***** Records to use

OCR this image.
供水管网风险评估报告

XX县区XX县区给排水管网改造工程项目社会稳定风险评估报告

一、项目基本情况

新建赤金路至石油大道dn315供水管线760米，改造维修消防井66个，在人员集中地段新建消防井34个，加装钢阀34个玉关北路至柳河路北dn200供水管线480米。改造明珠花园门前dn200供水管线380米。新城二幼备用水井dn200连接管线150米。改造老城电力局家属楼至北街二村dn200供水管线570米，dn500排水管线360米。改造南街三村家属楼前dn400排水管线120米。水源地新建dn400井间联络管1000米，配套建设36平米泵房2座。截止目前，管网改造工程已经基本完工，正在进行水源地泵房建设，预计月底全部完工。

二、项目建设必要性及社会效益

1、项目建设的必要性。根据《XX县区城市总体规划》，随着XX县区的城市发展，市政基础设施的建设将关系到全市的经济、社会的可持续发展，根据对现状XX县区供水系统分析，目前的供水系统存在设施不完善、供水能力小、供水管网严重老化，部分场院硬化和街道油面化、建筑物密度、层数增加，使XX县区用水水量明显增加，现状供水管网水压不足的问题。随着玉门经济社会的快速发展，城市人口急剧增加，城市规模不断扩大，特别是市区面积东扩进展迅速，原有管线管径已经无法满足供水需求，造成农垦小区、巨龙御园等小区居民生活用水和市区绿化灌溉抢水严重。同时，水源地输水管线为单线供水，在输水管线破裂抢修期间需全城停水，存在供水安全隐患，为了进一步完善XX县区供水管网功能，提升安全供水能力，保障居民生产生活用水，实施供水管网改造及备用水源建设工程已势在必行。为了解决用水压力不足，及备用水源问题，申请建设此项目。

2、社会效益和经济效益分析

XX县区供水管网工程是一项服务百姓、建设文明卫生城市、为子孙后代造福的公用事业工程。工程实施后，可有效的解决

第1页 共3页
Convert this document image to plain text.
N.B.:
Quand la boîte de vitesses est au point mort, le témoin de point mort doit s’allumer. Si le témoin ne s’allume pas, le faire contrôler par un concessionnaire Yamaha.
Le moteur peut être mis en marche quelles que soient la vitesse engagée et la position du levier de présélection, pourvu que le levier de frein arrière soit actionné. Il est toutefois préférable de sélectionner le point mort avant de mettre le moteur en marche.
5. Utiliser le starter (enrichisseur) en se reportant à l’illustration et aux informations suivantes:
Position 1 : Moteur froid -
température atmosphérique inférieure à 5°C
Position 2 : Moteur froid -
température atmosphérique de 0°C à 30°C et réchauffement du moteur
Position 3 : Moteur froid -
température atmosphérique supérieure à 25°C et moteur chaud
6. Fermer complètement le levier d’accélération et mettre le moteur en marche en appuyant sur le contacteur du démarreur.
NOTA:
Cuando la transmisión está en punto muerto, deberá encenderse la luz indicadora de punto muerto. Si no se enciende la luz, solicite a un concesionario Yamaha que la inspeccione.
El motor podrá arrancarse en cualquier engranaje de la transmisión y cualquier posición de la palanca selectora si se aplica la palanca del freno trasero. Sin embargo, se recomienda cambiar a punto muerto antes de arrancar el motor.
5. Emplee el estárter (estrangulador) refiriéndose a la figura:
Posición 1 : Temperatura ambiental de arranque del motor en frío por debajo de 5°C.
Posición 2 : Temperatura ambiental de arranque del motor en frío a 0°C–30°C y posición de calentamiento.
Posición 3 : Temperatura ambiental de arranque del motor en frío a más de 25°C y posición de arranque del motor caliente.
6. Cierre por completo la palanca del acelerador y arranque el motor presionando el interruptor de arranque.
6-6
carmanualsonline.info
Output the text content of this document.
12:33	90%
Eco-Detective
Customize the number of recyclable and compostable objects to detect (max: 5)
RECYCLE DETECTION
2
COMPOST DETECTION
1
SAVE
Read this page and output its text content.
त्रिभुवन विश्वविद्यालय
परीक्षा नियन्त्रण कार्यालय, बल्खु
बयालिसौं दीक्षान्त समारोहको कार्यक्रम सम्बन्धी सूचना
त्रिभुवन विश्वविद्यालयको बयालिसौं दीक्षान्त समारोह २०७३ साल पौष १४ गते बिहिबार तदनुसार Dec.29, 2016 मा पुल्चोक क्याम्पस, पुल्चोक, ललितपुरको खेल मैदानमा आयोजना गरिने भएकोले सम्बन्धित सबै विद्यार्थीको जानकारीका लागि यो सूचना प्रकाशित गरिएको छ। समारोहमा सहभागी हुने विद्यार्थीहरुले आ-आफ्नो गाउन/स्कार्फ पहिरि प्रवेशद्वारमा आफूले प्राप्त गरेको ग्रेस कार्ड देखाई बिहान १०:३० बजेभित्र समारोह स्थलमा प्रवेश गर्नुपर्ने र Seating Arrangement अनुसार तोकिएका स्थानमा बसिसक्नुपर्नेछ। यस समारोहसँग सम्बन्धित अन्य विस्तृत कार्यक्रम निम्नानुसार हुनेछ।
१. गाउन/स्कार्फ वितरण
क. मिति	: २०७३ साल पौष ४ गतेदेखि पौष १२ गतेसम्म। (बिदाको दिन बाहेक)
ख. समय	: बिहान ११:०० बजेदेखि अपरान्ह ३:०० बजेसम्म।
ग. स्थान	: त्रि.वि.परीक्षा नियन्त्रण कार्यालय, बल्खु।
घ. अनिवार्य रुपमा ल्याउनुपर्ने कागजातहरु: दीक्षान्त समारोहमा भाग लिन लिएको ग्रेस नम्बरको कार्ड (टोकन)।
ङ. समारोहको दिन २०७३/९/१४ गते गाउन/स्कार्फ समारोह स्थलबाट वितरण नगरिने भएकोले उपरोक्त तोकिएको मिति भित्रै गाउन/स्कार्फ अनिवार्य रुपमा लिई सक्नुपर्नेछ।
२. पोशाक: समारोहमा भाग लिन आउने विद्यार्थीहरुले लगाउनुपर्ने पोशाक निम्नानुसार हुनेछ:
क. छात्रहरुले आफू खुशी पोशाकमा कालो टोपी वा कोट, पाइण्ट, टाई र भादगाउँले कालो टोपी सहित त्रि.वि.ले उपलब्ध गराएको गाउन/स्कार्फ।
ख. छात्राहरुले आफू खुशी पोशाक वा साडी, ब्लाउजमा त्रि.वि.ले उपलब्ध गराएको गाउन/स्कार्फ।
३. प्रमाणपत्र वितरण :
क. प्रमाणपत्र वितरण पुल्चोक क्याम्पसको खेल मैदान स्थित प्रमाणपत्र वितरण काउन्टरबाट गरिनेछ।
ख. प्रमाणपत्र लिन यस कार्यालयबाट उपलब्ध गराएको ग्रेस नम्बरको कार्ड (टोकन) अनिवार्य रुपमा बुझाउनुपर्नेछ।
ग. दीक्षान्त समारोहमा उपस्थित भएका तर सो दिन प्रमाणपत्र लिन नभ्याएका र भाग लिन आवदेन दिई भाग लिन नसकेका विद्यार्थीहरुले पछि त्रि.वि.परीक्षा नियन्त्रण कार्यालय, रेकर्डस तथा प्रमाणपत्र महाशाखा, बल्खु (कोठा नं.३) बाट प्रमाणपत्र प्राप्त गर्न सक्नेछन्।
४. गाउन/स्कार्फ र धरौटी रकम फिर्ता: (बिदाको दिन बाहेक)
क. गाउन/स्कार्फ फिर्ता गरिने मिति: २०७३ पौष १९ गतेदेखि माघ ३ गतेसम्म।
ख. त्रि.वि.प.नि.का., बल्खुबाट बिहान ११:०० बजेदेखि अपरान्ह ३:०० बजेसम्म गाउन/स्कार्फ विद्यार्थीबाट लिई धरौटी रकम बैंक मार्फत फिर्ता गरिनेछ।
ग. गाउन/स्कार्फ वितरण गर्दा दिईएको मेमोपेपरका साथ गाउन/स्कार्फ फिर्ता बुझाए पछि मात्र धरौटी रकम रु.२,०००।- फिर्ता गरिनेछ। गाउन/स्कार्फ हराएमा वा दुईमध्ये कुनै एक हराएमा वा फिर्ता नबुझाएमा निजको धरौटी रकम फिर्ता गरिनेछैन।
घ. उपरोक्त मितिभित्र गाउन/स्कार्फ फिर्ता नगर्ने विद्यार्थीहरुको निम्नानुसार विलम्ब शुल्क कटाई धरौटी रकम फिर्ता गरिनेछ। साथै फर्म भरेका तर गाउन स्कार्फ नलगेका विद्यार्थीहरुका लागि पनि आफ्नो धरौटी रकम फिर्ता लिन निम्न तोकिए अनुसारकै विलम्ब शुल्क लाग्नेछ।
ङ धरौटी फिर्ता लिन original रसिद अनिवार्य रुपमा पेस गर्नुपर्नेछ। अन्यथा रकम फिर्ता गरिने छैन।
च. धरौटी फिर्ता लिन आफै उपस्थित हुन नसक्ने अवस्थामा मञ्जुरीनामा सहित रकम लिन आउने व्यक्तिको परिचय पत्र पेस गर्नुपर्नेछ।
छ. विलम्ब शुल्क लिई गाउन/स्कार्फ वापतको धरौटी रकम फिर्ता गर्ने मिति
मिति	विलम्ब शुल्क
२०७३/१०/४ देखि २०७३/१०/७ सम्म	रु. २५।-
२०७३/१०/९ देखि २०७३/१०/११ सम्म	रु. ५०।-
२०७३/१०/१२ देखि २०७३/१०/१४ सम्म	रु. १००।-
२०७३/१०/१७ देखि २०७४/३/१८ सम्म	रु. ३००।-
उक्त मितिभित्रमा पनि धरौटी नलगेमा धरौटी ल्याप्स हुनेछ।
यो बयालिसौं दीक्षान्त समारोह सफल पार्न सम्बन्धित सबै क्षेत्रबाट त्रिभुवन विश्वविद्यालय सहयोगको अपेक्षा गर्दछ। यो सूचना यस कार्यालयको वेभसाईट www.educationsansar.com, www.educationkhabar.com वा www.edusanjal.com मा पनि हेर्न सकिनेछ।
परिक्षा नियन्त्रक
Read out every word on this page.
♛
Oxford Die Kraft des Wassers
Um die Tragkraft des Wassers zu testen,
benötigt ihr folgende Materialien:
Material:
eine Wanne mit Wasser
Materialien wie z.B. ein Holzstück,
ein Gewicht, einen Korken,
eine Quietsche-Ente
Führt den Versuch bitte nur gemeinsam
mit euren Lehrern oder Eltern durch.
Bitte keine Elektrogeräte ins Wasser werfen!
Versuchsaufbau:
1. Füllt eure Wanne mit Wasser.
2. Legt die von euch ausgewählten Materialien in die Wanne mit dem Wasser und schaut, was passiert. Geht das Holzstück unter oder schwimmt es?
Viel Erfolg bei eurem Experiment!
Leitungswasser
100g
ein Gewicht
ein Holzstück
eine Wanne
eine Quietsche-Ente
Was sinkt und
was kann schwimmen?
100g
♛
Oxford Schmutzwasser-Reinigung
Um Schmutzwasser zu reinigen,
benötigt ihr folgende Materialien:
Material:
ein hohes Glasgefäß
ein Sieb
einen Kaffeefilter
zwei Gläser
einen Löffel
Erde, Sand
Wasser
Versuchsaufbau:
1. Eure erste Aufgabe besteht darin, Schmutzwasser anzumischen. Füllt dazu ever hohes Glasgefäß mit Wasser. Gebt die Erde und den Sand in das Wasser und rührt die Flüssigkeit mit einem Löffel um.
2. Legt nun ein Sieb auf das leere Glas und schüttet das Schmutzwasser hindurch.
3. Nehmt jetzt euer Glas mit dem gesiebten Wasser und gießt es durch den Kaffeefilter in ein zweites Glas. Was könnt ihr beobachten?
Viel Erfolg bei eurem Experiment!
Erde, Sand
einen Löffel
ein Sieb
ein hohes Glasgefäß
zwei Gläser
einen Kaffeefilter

**********

# [Your task]
Which lines include the word "température"? Copy every one of them.

# [Correct output]
température atmosphérique inférieure à 5°C
température atmosphérique de 0°C à 30°C et réchauffement du moteur
température atmosphérique supérieure à 25°C et moteur chaud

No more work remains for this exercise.